_STATED PROBLEM:_ State the count of lines below in which the word "content" appears, and add nothing.
** start RECORDS TO PROCESS **
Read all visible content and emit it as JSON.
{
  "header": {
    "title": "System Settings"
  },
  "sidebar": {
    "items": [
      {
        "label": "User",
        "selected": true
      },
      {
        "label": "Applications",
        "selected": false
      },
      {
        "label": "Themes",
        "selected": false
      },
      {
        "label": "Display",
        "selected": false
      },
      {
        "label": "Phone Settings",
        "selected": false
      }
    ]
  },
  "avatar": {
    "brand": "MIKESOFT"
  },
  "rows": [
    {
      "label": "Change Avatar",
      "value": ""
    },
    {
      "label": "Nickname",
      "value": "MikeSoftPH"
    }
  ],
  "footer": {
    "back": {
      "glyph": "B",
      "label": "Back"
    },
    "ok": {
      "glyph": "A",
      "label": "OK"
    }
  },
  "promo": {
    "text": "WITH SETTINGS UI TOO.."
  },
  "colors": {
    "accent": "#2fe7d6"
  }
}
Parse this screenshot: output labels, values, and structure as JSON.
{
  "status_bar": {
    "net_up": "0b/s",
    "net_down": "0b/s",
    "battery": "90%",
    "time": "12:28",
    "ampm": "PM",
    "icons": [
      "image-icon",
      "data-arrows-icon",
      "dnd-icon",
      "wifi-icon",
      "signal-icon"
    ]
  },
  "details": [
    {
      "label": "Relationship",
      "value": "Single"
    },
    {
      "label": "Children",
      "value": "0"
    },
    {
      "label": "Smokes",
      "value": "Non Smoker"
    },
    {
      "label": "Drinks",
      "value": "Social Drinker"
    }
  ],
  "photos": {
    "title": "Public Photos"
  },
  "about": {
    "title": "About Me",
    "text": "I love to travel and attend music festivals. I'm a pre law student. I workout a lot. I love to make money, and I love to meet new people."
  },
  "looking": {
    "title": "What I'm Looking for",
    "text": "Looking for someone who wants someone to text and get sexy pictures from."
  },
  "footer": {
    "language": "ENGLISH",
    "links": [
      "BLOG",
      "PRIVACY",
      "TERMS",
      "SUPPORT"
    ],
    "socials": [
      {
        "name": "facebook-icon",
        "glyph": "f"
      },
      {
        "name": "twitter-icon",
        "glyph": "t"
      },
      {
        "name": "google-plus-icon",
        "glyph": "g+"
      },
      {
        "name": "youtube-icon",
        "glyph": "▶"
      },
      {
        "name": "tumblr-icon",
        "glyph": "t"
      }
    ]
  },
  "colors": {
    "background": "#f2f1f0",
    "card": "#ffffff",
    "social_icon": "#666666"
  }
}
** end RECORDS TO PROCESS **
** start RECORDS TO PROCESS **
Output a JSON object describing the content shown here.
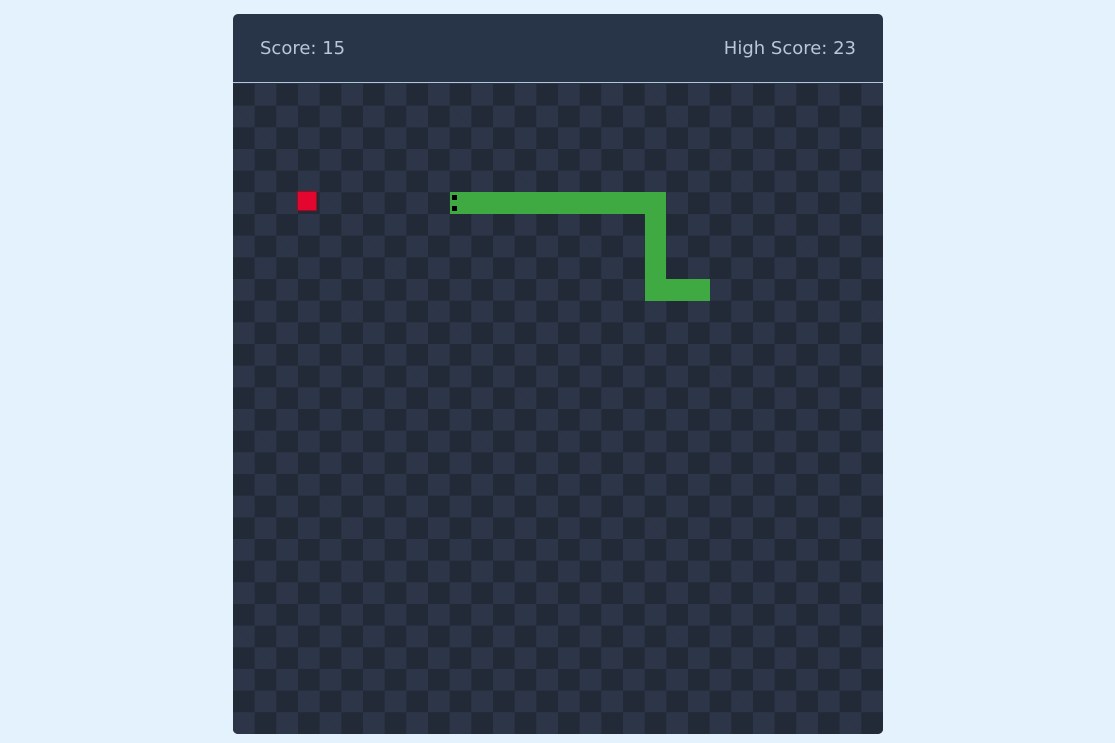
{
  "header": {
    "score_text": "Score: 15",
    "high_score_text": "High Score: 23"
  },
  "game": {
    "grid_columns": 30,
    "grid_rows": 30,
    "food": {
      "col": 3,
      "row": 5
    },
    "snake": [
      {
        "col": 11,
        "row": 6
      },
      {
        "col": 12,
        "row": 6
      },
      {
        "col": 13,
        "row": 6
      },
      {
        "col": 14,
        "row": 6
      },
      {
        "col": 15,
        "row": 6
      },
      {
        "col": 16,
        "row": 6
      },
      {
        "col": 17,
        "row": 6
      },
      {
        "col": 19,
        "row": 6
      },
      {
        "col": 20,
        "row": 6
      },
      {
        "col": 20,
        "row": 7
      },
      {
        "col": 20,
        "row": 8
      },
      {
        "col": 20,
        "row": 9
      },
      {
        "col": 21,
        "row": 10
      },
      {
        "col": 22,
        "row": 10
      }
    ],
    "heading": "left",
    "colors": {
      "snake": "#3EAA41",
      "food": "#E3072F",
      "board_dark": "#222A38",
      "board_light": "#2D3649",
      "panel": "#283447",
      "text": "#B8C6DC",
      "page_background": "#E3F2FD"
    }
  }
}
** end RECORDS TO PROCESS **
_EXERCISE ANSWER:_ 2